━━ SOURCE RECORDS

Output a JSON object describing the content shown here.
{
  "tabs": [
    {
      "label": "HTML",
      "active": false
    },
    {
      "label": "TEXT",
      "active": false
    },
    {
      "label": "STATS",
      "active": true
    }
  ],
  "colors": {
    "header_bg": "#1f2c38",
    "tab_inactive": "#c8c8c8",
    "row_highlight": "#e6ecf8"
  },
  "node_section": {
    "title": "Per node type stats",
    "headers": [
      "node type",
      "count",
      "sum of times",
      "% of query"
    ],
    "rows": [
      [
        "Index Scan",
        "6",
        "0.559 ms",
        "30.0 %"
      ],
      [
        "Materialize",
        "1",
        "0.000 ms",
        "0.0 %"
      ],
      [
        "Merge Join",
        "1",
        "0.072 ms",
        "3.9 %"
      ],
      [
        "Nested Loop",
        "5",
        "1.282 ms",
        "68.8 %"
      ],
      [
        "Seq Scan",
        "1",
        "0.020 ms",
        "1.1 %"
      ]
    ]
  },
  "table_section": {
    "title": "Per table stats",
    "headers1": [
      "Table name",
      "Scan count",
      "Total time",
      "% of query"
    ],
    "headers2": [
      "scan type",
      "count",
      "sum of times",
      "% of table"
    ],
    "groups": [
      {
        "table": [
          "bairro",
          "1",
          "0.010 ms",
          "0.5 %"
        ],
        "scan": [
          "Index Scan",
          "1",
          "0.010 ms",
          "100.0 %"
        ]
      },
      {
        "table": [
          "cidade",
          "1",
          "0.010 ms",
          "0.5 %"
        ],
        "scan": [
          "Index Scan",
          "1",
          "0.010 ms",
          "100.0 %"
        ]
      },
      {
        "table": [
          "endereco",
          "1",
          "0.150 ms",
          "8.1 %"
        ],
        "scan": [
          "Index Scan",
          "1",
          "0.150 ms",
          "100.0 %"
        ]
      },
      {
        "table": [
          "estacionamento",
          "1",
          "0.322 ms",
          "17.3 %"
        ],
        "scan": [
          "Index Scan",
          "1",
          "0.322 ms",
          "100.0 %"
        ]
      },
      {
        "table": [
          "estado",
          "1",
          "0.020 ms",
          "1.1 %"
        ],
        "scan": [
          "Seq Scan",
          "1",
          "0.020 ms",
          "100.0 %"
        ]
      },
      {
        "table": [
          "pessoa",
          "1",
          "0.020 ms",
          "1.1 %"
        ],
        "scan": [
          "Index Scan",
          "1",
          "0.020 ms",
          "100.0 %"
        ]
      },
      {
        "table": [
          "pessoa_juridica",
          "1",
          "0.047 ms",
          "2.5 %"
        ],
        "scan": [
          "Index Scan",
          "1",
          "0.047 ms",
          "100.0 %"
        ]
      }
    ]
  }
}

━━━━

Write an exact transcription of every entry above.

> _RIGHT ANSWER_
Output a JSON object describing the content shown here.
{
  "tabs": [
    {
      "label": "HTML",
      "active": false
    },
    {
      "label": "TEXT",
      "active": false
    },
    {
      "label": "STATS",
      "active": true
    }
  ],
  "colors": {
    "header_bg": "#1f2c38",
    "tab_inactive": "#c8c8c8",
    "row_highlight": "#e6ecf8"
  },
  "node_section": {
    "title": "Per node type stats",
    "headers": [
      "node type",
      "count",
      "sum of times",
      "% of query"
    ],
    "rows": [
      [
        "Index Scan",
        "6",
        "0.559 ms",
        "30.0 %"
      ],
      [
        "Materialize",
        "1",
        "0.000 ms",
        "0.0 %"
      ],
      [
        "Merge Join",
        "1",
        "0.072 ms",
        "3.9 %"
      ],
      [
        "Nested Loop",
        "5",
        "1.282 ms",
        "68.8 %"
      ],
      [
        "Seq Scan",
        "1",
        "0.020 ms",
        "1.1 %"
      ]
    ]
  },
  "table_section": {
    "title": "Per table stats",
    "headers1": [
      "Table name",
      "Scan count",
      "Total time",
      "% of query"
    ],
    "headers2": [
      "scan type",
      "count",
      "sum of times",
      "% of table"
    ],
    "groups": [
      {
        "table": [
          "bairro",
          "1",
          "0.010 ms",
          "0.5 %"
        ],
        "scan": [
          "Index Scan",
          "1",
          "0.010 ms",
          "100.0 %"
        ]
      },
      {
        "table": [
          "cidade",
          "1",
          "0.010 ms",
          "0.5 %"
        ],
        "scan": [
          "Index Scan",
          "1",
          "0.010 ms",
          "100.0 %"
        ]
      },
      {
        "table": [
          "endereco",
          "1",
          "0.150 ms",
          "8.1 %"
        ],
        "scan": [
          "Index Scan",
          "1",
          "0.150 ms",
          "100.0 %"
        ]
      },
      {
        "table": [
          "estacionamento",
          "1",
          "0.322 ms",
          "17.3 %"
        ],
        "scan": [
          "Index Scan",
          "1",
          "0.322 ms",
          "100.0 %"
        ]
      },
      {
        "table": [
          "estado",
          "1",
          "0.020 ms",
          "1.1 %"
        ],
        "scan": [
          "Seq Scan",
          "1",
          "0.020 ms",
          "100.0 %"
        ]
      },
      {
        "table": [
          "pessoa",
          "1",
          "0.020 ms",
          "1.1 %"
        ],
        "scan": [
          "Index Scan",
          "1",
          "0.020 ms",
          "100.0 %"
        ]
      },
      {
        "table": [
          "pessoa_juridica",
          "1",
          "0.047 ms",
          "2.5 %"
        ],
        "scan": [
          "Index Scan",
          "1",
          "0.047 ms",
          "100.0 %"
        ]
      }
    ]
  }
}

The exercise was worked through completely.